◆ Task details
Pictures should be excluded; otherwise, copy every entry exactly.

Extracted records
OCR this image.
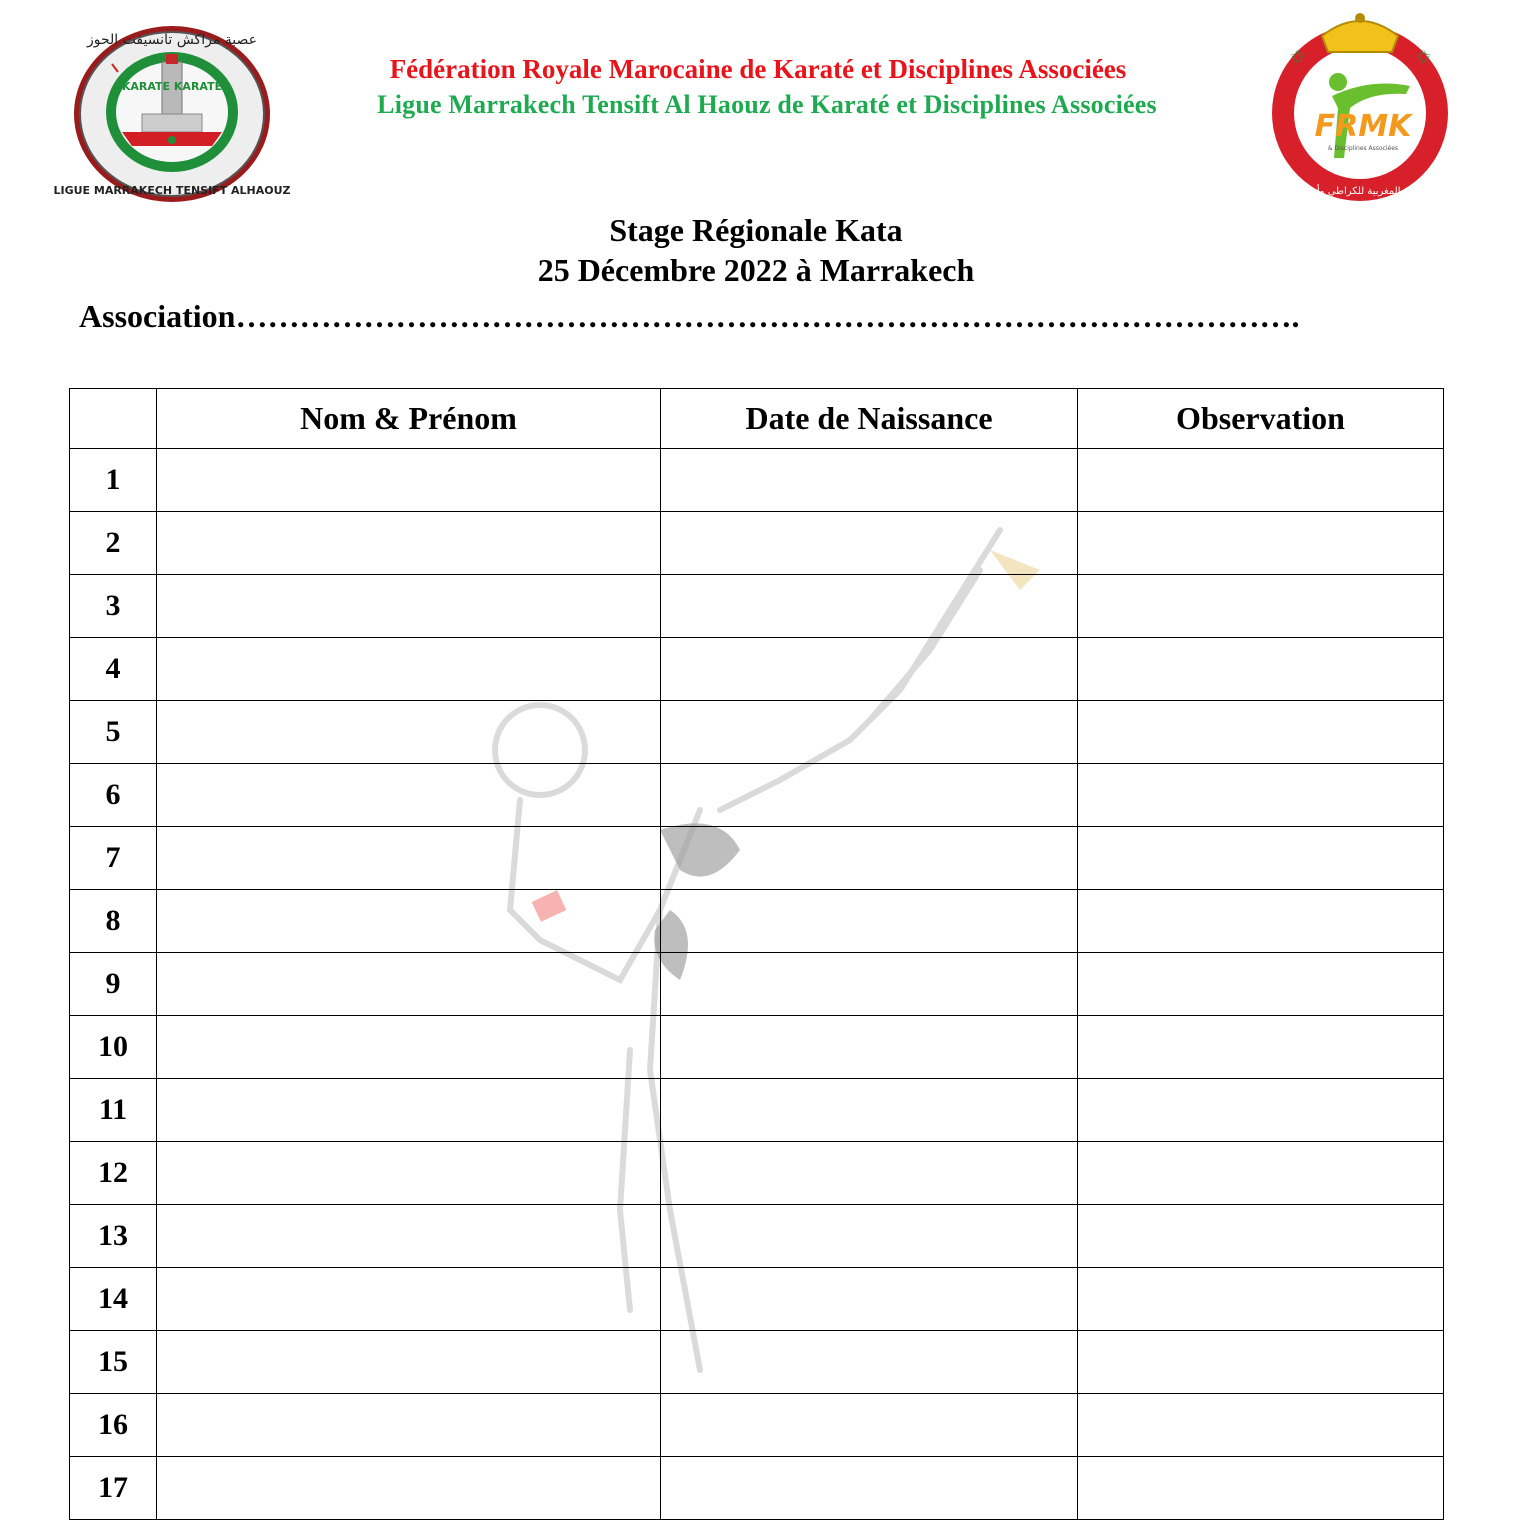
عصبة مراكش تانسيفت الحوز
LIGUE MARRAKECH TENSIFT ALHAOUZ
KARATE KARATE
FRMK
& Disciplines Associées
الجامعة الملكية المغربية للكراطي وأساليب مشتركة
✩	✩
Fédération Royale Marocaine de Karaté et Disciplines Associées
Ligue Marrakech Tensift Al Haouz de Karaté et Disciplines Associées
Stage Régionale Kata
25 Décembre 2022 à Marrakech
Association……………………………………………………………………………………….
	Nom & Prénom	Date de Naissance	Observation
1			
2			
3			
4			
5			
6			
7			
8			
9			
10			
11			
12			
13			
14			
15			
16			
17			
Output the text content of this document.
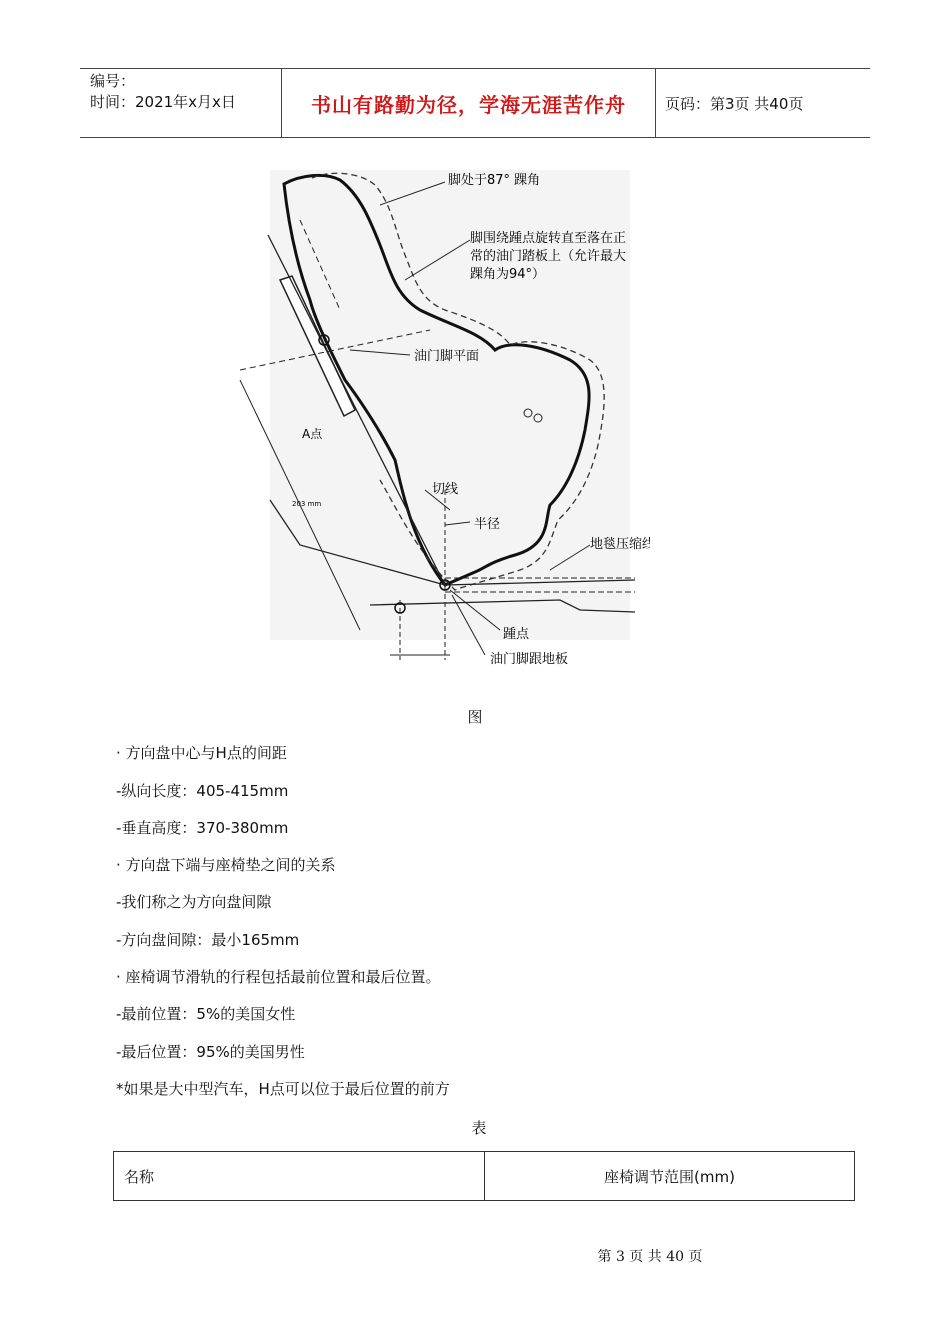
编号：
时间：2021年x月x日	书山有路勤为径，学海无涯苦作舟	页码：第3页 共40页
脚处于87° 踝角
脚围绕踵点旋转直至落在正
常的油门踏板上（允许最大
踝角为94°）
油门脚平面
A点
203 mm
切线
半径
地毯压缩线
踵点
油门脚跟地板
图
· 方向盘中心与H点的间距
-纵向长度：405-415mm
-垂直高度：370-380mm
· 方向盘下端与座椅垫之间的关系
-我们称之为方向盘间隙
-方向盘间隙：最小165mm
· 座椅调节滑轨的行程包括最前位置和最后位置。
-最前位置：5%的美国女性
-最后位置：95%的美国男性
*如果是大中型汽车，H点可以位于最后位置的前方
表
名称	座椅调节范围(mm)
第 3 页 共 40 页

◆ Task answer
OCR this image.
عصبة مراكش تانسيفت الحوز
LIGUE MARRAKECH TENSIFT ALHAOUZ
KARATE KARATE
FRMK
& Disciplines Associées
الجامعة الملكية المغربية للكراطي وأساليب مشتركة
✩	✩
Fédération Royale Marocaine de Karaté et Disciplines Associées
Ligue Marrakech Tensift Al Haouz de Karaté et Disciplines Associées
Stage Régionale Kata
25 Décembre 2022 à Marrakech
Association……………………………………………………………………………………….
	Nom & Prénom	Date de Naissance	Observation
1			
2			
3			
4			
5			
6			
7			
8			
9			
10			
11			
12			
13			
14			
15			
16			
17			
Output the text content of this document.
编号：
时间：2021年x月x日	书山有路勤为径，学海无涯苦作舟	页码：第3页 共40页
脚处于87° 踝角
脚围绕踵点旋转直至落在正
常的油门踏板上（允许最大
踝角为94°）
油门脚平面
A点
203 mm
切线
半径
地毯压缩线
踵点
油门脚跟地板
图
· 方向盘中心与H点的间距
-纵向长度：405-415mm
-垂直高度：370-380mm
· 方向盘下端与座椅垫之间的关系
-我们称之为方向盘间隙
-方向盘间隙：最小165mm
· 座椅调节滑轨的行程包括最前位置和最后位置。
-最前位置：5%的美国女性
-最后位置：95%的美国男性
*如果是大中型汽车，H点可以位于最后位置的前方
表
名称	座椅调节范围(mm)
第 3 页 共 40 页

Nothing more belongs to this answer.